Dataset rows about figures:
--- start ---

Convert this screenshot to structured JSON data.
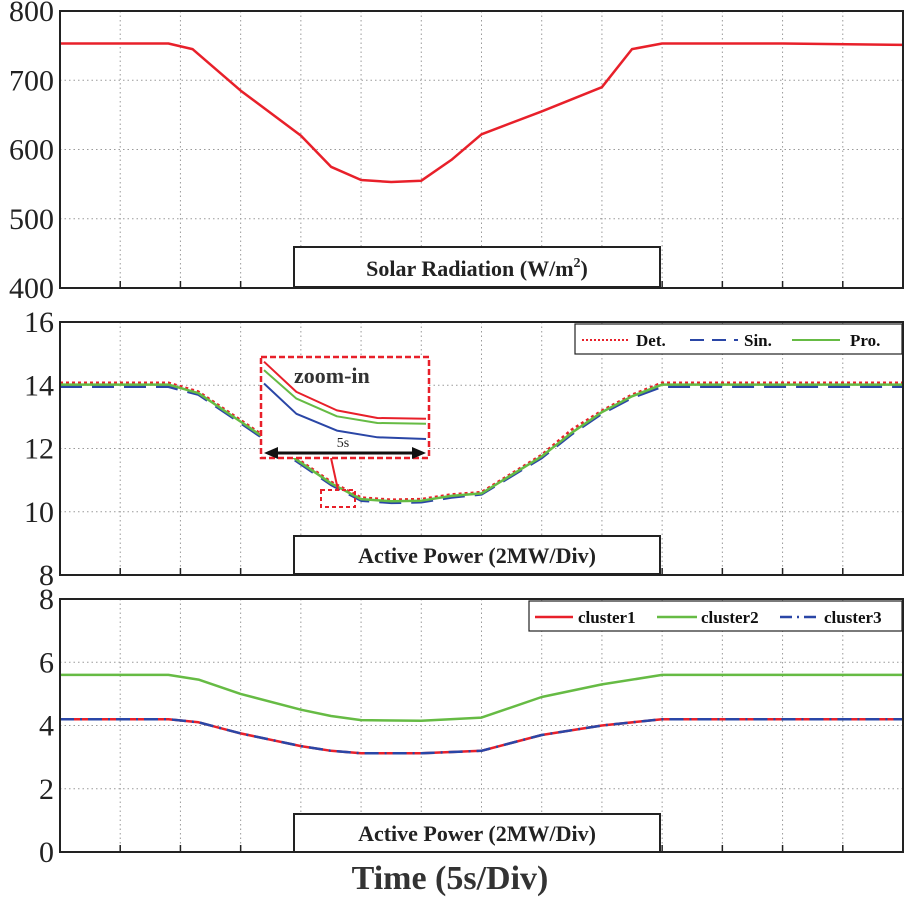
{
  "figure": {
    "xlabel": "Time (5s/Div)",
    "x_divisions": 14
  },
  "colors": {
    "red": "#e8202a",
    "blue": "#2a46a6",
    "green": "#66bb44",
    "grid": "#9a9a9a"
  },
  "chart_data": [
    {
      "type": "line",
      "title": "Solar Radiation (W/m2)",
      "label_main": "Solar Radiation (W/m",
      "label_sup": "2",
      "label_tail": ")",
      "ylim": [
        400,
        800
      ],
      "yticks": [
        400,
        500,
        600,
        700,
        800
      ],
      "ytick_labels": [
        "400",
        "500",
        "600",
        "700",
        "800"
      ],
      "grid": true,
      "series": [
        {
          "name": "Solar Radiation",
          "color": "#e8202a",
          "style": "solid",
          "x": [
            0,
            1.8,
            2.2,
            3,
            4,
            4.5,
            5,
            5.5,
            6,
            6.5,
            7,
            8,
            9,
            9.5,
            10,
            12,
            14
          ],
          "y": [
            753,
            753,
            745,
            685,
            620,
            575,
            556,
            553,
            555,
            585,
            622,
            655,
            690,
            745,
            753,
            753,
            751
          ]
        }
      ]
    },
    {
      "type": "line",
      "title": "Active Power (2MW/Div)",
      "ylim": [
        8,
        16
      ],
      "yticks": [
        8,
        10,
        12,
        14,
        16
      ],
      "ytick_labels": [
        "8",
        "10",
        "12",
        "14",
        "16"
      ],
      "grid": true,
      "legend": {
        "location": "top-right",
        "entries": [
          "Det.",
          "Sin.",
          "Pro."
        ]
      },
      "series": [
        {
          "name": "Det.",
          "color": "#e8202a",
          "style": "dotted",
          "x": [
            0,
            1.8,
            2.3,
            3,
            4,
            4.5,
            5,
            5.5,
            6,
            6.5,
            7,
            8,
            8.5,
            9,
            9.5,
            10,
            12,
            14
          ],
          "y": [
            14.08,
            14.08,
            13.8,
            12.9,
            11.6,
            10.95,
            10.45,
            10.38,
            10.4,
            10.55,
            10.62,
            11.8,
            12.6,
            13.2,
            13.7,
            14.08,
            14.08,
            14.08
          ]
        },
        {
          "name": "Sin.",
          "color": "#2a46a6",
          "style": "dashed",
          "x": [
            0,
            1.8,
            2.3,
            3,
            4,
            4.5,
            5,
            5.5,
            6,
            6.5,
            7,
            8,
            8.5,
            9,
            9.5,
            10,
            12,
            14
          ],
          "y": [
            13.95,
            13.95,
            13.7,
            12.8,
            11.5,
            10.85,
            10.35,
            10.28,
            10.3,
            10.45,
            10.55,
            11.7,
            12.45,
            13.1,
            13.6,
            13.95,
            13.95,
            13.95
          ]
        },
        {
          "name": "Pro.",
          "color": "#66bb44",
          "style": "solid",
          "x": [
            0,
            1.8,
            2.3,
            3,
            4,
            4.5,
            5,
            5.5,
            6,
            6.5,
            7,
            8,
            8.5,
            9,
            9.5,
            10,
            12,
            14
          ],
          "y": [
            14.02,
            14.02,
            13.75,
            12.85,
            11.55,
            10.9,
            10.4,
            10.33,
            10.35,
            10.5,
            10.58,
            11.75,
            12.5,
            13.15,
            13.65,
            14.02,
            14.02,
            14.02
          ]
        }
      ],
      "inset": {
        "title": "zoom-in",
        "span_label": "5s",
        "series": [
          {
            "name": "Det.",
            "color": "#e8202a",
            "x": [
              0,
              0.2,
              0.45,
              0.7,
              1
            ],
            "y": [
              0.98,
              0.62,
              0.4,
              0.31,
              0.3
            ]
          },
          {
            "name": "Pro.",
            "color": "#66bb44",
            "x": [
              0,
              0.2,
              0.45,
              0.7,
              1
            ],
            "y": [
              0.88,
              0.54,
              0.33,
              0.25,
              0.24
            ]
          },
          {
            "name": "Sin.",
            "color": "#2a46a6",
            "x": [
              0,
              0.2,
              0.45,
              0.7,
              1
            ],
            "y": [
              0.72,
              0.36,
              0.16,
              0.08,
              0.06
            ]
          }
        ]
      }
    },
    {
      "type": "line",
      "title": "Active Power (2MW/Div)",
      "ylim": [
        0,
        8
      ],
      "yticks": [
        0,
        2,
        4,
        6,
        8
      ],
      "ytick_labels": [
        "0",
        "2",
        "4",
        "6",
        "8"
      ],
      "grid": true,
      "legend": {
        "location": "top-right",
        "entries": [
          "cluster1",
          "cluster2",
          "cluster3"
        ]
      },
      "series": [
        {
          "name": "cluster1",
          "color": "#e8202a",
          "style": "solid",
          "x": [
            0,
            1.8,
            2.3,
            3,
            4,
            4.5,
            5,
            6,
            7,
            8,
            9,
            10,
            12,
            14
          ],
          "y": [
            4.2,
            4.2,
            4.1,
            3.75,
            3.35,
            3.2,
            3.12,
            3.12,
            3.2,
            3.7,
            4.0,
            4.2,
            4.2,
            4.2
          ]
        },
        {
          "name": "cluster2",
          "color": "#66bb44",
          "style": "solid",
          "x": [
            0,
            1.8,
            2.3,
            3,
            4,
            4.5,
            5,
            6,
            7,
            8,
            9,
            10,
            12,
            14
          ],
          "y": [
            5.6,
            5.6,
            5.45,
            5.0,
            4.5,
            4.3,
            4.17,
            4.15,
            4.25,
            4.9,
            5.3,
            5.6,
            5.6,
            5.6
          ]
        },
        {
          "name": "cluster3",
          "color": "#2a46a6",
          "style": "dashdot",
          "x": [
            0,
            1.8,
            2.3,
            3,
            4,
            4.5,
            5,
            6,
            7,
            8,
            9,
            10,
            12,
            14
          ],
          "y": [
            4.2,
            4.2,
            4.1,
            3.75,
            3.35,
            3.2,
            3.12,
            3.12,
            3.2,
            3.7,
            4.0,
            4.2,
            4.2,
            4.2
          ]
        }
      ]
    }
  ]
}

--- end ---

Task to carry out: Omit the pictures. Output every record above word for word.

Problem solution:
Convert this screenshot to structured JSON data.
{
  "figure": {
    "xlabel": "Time (5s/Div)",
    "x_divisions": 14
  },
  "colors": {
    "red": "#e8202a",
    "blue": "#2a46a6",
    "green": "#66bb44",
    "grid": "#9a9a9a"
  },
  "chart_data": [
    {
      "type": "line",
      "title": "Solar Radiation (W/m2)",
      "label_main": "Solar Radiation (W/m",
      "label_sup": "2",
      "label_tail": ")",
      "ylim": [
        400,
        800
      ],
      "yticks": [
        400,
        500,
        600,
        700,
        800
      ],
      "ytick_labels": [
        "400",
        "500",
        "600",
        "700",
        "800"
      ],
      "grid": true,
      "series": [
        {
          "name": "Solar Radiation",
          "color": "#e8202a",
          "style": "solid",
          "x": [
            0,
            1.8,
            2.2,
            3,
            4,
            4.5,
            5,
            5.5,
            6,
            6.5,
            7,
            8,
            9,
            9.5,
            10,
            12,
            14
          ],
          "y": [
            753,
            753,
            745,
            685,
            620,
            575,
            556,
            553,
            555,
            585,
            622,
            655,
            690,
            745,
            753,
            753,
            751
          ]
        }
      ]
    },
    {
      "type": "line",
      "title": "Active Power (2MW/Div)",
      "ylim": [
        8,
        16
      ],
      "yticks": [
        8,
        10,
        12,
        14,
        16
      ],
      "ytick_labels": [
        "8",
        "10",
        "12",
        "14",
        "16"
      ],
      "grid": true,
      "legend": {
        "location": "top-right",
        "entries": [
          "Det.",
          "Sin.",
          "Pro."
        ]
      },
      "series": [
        {
          "name": "Det.",
          "color": "#e8202a",
          "style": "dotted",
          "x": [
            0,
            1.8,
            2.3,
            3,
            4,
            4.5,
            5,
            5.5,
            6,
            6.5,
            7,
            8,
            8.5,
            9,
            9.5,
            10,
            12,
            14
          ],
          "y": [
            14.08,
            14.08,
            13.8,
            12.9,
            11.6,
            10.95,
            10.45,
            10.38,
            10.4,
            10.55,
            10.62,
            11.8,
            12.6,
            13.2,
            13.7,
            14.08,
            14.08,
            14.08
          ]
        },
        {
          "name": "Sin.",
          "color": "#2a46a6",
          "style": "dashed",
          "x": [
            0,
            1.8,
            2.3,
            3,
            4,
            4.5,
            5,
            5.5,
            6,
            6.5,
            7,
            8,
            8.5,
            9,
            9.5,
            10,
            12,
            14
          ],
          "y": [
            13.95,
            13.95,
            13.7,
            12.8,
            11.5,
            10.85,
            10.35,
            10.28,
            10.3,
            10.45,
            10.55,
            11.7,
            12.45,
            13.1,
            13.6,
            13.95,
            13.95,
            13.95
          ]
        },
        {
          "name": "Pro.",
          "color": "#66bb44",
          "style": "solid",
          "x": [
            0,
            1.8,
            2.3,
            3,
            4,
            4.5,
            5,
            5.5,
            6,
            6.5,
            7,
            8,
            8.5,
            9,
            9.5,
            10,
            12,
            14
          ],
          "y": [
            14.02,
            14.02,
            13.75,
            12.85,
            11.55,
            10.9,
            10.4,
            10.33,
            10.35,
            10.5,
            10.58,
            11.75,
            12.5,
            13.15,
            13.65,
            14.02,
            14.02,
            14.02
          ]
        }
      ],
      "inset": {
        "title": "zoom-in",
        "span_label": "5s",
        "series": [
          {
            "name": "Det.",
            "color": "#e8202a",
            "x": [
              0,
              0.2,
              0.45,
              0.7,
              1
            ],
            "y": [
              0.98,
              0.62,
              0.4,
              0.31,
              0.3
            ]
          },
          {
            "name": "Pro.",
            "color": "#66bb44",
            "x": [
              0,
              0.2,
              0.45,
              0.7,
              1
            ],
            "y": [
              0.88,
              0.54,
              0.33,
              0.25,
              0.24
            ]
          },
          {
            "name": "Sin.",
            "color": "#2a46a6",
            "x": [
              0,
              0.2,
              0.45,
              0.7,
              1
            ],
            "y": [
              0.72,
              0.36,
              0.16,
              0.08,
              0.06
            ]
          }
        ]
      }
    },
    {
      "type": "line",
      "title": "Active Power (2MW/Div)",
      "ylim": [
        0,
        8
      ],
      "yticks": [
        0,
        2,
        4,
        6,
        8
      ],
      "ytick_labels": [
        "0",
        "2",
        "4",
        "6",
        "8"
      ],
      "grid": true,
      "legend": {
        "location": "top-right",
        "entries": [
          "cluster1",
          "cluster2",
          "cluster3"
        ]
      },
      "series": [
        {
          "name": "cluster1",
          "color": "#e8202a",
          "style": "solid",
          "x": [
            0,
            1.8,
            2.3,
            3,
            4,
            4.5,
            5,
            6,
            7,
            8,
            9,
            10,
            12,
            14
          ],
          "y": [
            4.2,
            4.2,
            4.1,
            3.75,
            3.35,
            3.2,
            3.12,
            3.12,
            3.2,
            3.7,
            4.0,
            4.2,
            4.2,
            4.2
          ]
        },
        {
          "name": "cluster2",
          "color": "#66bb44",
          "style": "solid",
          "x": [
            0,
            1.8,
            2.3,
            3,
            4,
            4.5,
            5,
            6,
            7,
            8,
            9,
            10,
            12,
            14
          ],
          "y": [
            5.6,
            5.6,
            5.45,
            5.0,
            4.5,
            4.3,
            4.17,
            4.15,
            4.25,
            4.9,
            5.3,
            5.6,
            5.6,
            5.6
          ]
        },
        {
          "name": "cluster3",
          "color": "#2a46a6",
          "style": "dashdot",
          "x": [
            0,
            1.8,
            2.3,
            3,
            4,
            4.5,
            5,
            6,
            7,
            8,
            9,
            10,
            12,
            14
          ],
          "y": [
            4.2,
            4.2,
            4.1,
            3.75,
            3.35,
            3.2,
            3.12,
            3.12,
            3.2,
            3.7,
            4.0,
            4.2,
            4.2,
            4.2
          ]
        }
      ]
    }
  ]
}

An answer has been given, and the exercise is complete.